> **Task instructions**
Copy each line of the data below with the word "true".

> **Data for this exercise**
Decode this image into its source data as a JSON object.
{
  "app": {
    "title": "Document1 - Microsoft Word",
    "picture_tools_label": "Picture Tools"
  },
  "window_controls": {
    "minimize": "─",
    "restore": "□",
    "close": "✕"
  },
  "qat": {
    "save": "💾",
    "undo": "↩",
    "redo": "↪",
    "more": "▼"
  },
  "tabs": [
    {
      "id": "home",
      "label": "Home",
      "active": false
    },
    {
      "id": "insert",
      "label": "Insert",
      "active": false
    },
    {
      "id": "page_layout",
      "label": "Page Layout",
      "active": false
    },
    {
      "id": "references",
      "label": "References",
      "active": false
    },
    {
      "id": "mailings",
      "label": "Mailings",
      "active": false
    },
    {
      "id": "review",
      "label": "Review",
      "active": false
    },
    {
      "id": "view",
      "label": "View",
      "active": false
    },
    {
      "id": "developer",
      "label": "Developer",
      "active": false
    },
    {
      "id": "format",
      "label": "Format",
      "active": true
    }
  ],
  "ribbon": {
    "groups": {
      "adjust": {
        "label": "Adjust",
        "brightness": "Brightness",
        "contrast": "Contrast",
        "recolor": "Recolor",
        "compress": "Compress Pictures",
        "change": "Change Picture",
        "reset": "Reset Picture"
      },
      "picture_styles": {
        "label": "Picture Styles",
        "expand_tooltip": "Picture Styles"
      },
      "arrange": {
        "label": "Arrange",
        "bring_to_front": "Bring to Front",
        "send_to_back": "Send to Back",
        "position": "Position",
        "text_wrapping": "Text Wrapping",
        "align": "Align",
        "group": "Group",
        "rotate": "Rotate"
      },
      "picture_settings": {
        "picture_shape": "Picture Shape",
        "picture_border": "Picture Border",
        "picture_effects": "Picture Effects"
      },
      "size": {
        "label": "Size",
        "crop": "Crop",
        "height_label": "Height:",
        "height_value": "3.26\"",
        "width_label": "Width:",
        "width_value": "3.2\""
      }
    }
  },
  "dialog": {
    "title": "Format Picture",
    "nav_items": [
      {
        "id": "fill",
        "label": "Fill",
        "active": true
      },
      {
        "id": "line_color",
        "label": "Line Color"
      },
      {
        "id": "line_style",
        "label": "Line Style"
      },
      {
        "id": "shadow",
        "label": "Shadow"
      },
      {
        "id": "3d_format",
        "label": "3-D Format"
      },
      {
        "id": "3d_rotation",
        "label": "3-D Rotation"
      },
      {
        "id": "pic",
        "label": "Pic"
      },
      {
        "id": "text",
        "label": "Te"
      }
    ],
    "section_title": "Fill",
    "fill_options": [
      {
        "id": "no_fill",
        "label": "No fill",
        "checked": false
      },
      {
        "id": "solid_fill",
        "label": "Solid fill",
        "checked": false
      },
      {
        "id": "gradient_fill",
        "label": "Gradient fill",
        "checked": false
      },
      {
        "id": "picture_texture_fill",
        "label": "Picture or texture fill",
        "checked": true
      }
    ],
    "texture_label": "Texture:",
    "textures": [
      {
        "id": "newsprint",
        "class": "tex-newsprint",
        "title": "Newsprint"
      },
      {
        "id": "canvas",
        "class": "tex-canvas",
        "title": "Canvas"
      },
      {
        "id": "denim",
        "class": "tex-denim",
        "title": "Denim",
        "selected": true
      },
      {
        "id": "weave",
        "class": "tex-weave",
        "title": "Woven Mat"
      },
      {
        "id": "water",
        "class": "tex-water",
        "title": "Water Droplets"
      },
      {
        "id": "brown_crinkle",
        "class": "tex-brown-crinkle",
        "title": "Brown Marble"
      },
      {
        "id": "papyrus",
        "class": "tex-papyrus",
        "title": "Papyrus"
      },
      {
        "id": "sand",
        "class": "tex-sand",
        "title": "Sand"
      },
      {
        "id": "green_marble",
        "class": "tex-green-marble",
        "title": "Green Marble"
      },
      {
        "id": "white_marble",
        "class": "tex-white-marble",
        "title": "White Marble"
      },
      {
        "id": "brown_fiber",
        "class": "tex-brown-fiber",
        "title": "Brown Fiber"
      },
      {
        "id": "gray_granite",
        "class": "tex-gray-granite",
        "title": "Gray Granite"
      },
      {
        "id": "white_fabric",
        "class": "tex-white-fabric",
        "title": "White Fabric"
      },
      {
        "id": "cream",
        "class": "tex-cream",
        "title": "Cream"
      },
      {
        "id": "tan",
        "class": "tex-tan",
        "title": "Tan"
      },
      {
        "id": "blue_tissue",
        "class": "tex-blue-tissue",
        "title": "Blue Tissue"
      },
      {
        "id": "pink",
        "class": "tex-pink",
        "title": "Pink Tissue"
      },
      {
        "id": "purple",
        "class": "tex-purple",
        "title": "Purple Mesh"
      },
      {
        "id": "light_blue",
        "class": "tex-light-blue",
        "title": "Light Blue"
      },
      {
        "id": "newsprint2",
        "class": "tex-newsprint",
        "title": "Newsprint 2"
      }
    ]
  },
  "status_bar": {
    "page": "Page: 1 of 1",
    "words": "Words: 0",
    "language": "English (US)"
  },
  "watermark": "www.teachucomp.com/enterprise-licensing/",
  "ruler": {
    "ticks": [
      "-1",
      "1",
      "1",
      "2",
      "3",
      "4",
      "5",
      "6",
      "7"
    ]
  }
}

> **Completed exercise**
      "active": true
        "active": true
        "checked": true
        "selected": true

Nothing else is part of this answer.